[GOAL] Quote the full listing word for word.

━━━━━━━━━━

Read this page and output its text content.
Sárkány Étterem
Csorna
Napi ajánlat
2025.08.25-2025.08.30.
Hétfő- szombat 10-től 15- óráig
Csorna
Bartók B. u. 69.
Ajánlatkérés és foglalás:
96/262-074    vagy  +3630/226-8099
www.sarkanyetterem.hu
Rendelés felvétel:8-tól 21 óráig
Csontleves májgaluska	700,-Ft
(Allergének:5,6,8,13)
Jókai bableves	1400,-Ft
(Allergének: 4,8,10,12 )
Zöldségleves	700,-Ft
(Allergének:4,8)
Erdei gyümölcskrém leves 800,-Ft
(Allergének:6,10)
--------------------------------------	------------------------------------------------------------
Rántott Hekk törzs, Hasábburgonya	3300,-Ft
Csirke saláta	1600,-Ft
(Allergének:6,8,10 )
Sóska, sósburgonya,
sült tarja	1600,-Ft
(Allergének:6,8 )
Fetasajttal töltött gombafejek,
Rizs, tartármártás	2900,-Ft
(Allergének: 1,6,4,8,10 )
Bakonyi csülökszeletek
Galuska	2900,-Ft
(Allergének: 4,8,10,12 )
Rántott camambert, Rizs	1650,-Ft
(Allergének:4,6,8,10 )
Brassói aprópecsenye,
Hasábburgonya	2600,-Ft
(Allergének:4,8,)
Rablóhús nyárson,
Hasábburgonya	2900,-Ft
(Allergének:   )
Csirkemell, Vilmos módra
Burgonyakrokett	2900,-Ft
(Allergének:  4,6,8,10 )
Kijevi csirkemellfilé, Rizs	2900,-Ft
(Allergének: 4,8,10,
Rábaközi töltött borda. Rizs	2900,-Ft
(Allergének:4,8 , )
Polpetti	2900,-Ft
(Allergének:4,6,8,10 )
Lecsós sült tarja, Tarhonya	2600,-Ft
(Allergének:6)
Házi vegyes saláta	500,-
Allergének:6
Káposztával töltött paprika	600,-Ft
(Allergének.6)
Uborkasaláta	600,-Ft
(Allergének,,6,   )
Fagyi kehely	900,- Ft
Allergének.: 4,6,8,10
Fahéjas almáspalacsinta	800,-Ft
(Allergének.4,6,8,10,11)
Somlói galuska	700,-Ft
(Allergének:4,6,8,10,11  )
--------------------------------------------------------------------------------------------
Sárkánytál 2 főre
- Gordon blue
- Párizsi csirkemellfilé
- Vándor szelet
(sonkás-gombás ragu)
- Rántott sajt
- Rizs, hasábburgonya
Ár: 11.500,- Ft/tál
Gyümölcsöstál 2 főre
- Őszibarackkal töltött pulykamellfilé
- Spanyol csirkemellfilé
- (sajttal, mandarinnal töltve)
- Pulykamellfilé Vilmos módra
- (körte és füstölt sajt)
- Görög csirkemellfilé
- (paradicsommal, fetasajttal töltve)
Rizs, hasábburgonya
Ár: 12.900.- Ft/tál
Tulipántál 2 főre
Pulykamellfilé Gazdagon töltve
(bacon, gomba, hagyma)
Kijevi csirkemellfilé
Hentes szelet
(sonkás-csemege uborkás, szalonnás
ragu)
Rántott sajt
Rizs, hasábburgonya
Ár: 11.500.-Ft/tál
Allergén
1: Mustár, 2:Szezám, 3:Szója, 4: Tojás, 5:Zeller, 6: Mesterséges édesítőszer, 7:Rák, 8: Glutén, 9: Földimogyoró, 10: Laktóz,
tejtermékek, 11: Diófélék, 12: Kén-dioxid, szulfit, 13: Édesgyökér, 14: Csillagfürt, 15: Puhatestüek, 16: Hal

━━━━━━━━━━

[SOLUTION TO THE EXERCISE]
Read this page and output its text content.
Sárkány Étterem
Csorna
Napi ajánlat
2025.08.25-2025.08.30.
Hétfő- szombat 10-től 15- óráig
Csorna
Bartók B. u. 69.
Ajánlatkérés és foglalás:
96/262-074    vagy  +3630/226-8099
www.sarkanyetterem.hu
Rendelés felvétel:8-tól 21 óráig
Csontleves májgaluska	700,-Ft
(Allergének:5,6,8,13)
Jókai bableves	1400,-Ft
(Allergének: 4,8,10,12 )
Zöldségleves	700,-Ft
(Allergének:4,8)
Erdei gyümölcskrém leves 800,-Ft
(Allergének:6,10)
--------------------------------------	------------------------------------------------------------
Rántott Hekk törzs, Hasábburgonya	3300,-Ft
Csirke saláta	1600,-Ft
(Allergének:6,8,10 )
Sóska, sósburgonya,
sült tarja	1600,-Ft
(Allergének:6,8 )
Fetasajttal töltött gombafejek,
Rizs, tartármártás	2900,-Ft
(Allergének: 1,6,4,8,10 )
Bakonyi csülökszeletek
Galuska	2900,-Ft
(Allergének: 4,8,10,12 )
Rántott camambert, Rizs	1650,-Ft
(Allergének:4,6,8,10 )
Brassói aprópecsenye,
Hasábburgonya	2600,-Ft
(Allergének:4,8,)
Rablóhús nyárson,
Hasábburgonya	2900,-Ft
(Allergének:   )
Csirkemell, Vilmos módra
Burgonyakrokett	2900,-Ft
(Allergének:  4,6,8,10 )
Kijevi csirkemellfilé, Rizs	2900,-Ft
(Allergének: 4,8,10,
Rábaközi töltött borda. Rizs	2900,-Ft
(Allergének:4,8 , )
Polpetti	2900,-Ft
(Allergének:4,6,8,10 )
Lecsós sült tarja, Tarhonya	2600,-Ft
(Allergének:6)
Házi vegyes saláta	500,-
Allergének:6
Káposztával töltött paprika	600,-Ft
(Allergének.6)
Uborkasaláta	600,-Ft
(Allergének,,6,   )
Fagyi kehely	900,- Ft
Allergének.: 4,6,8,10
Fahéjas almáspalacsinta	800,-Ft
(Allergének.4,6,8,10,11)
Somlói galuska	700,-Ft
(Allergének:4,6,8,10,11  )
--------------------------------------------------------------------------------------------
Sárkánytál 2 főre
- Gordon blue
- Párizsi csirkemellfilé
- Vándor szelet
(sonkás-gombás ragu)
- Rántott sajt
- Rizs, hasábburgonya
Ár: 11.500,- Ft/tál
Gyümölcsöstál 2 főre
- Őszibarackkal töltött pulykamellfilé
- Spanyol csirkemellfilé
- (sajttal, mandarinnal töltve)
- Pulykamellfilé Vilmos módra
- (körte és füstölt sajt)
- Görög csirkemellfilé
- (paradicsommal, fetasajttal töltve)
Rizs, hasábburgonya
Ár: 12.900.- Ft/tál
Tulipántál 2 főre
Pulykamellfilé Gazdagon töltve
(bacon, gomba, hagyma)
Kijevi csirkemellfilé
Hentes szelet
(sonkás-csemege uborkás, szalonnás
ragu)
Rántott sajt
Rizs, hasábburgonya
Ár: 11.500.-Ft/tál
Allergén
1: Mustár, 2:Szezám, 3:Szója, 4: Tojás, 5:Zeller, 6: Mesterséges édesítőszer, 7:Rák, 8: Glutén, 9: Földimogyoró, 10: Laktóz,
tejtermékek, 11: Diófélék, 12: Kén-dioxid, szulfit, 13: Édesgyökér, 14: Csillagfürt, 15: Puhatestüek, 16: Hal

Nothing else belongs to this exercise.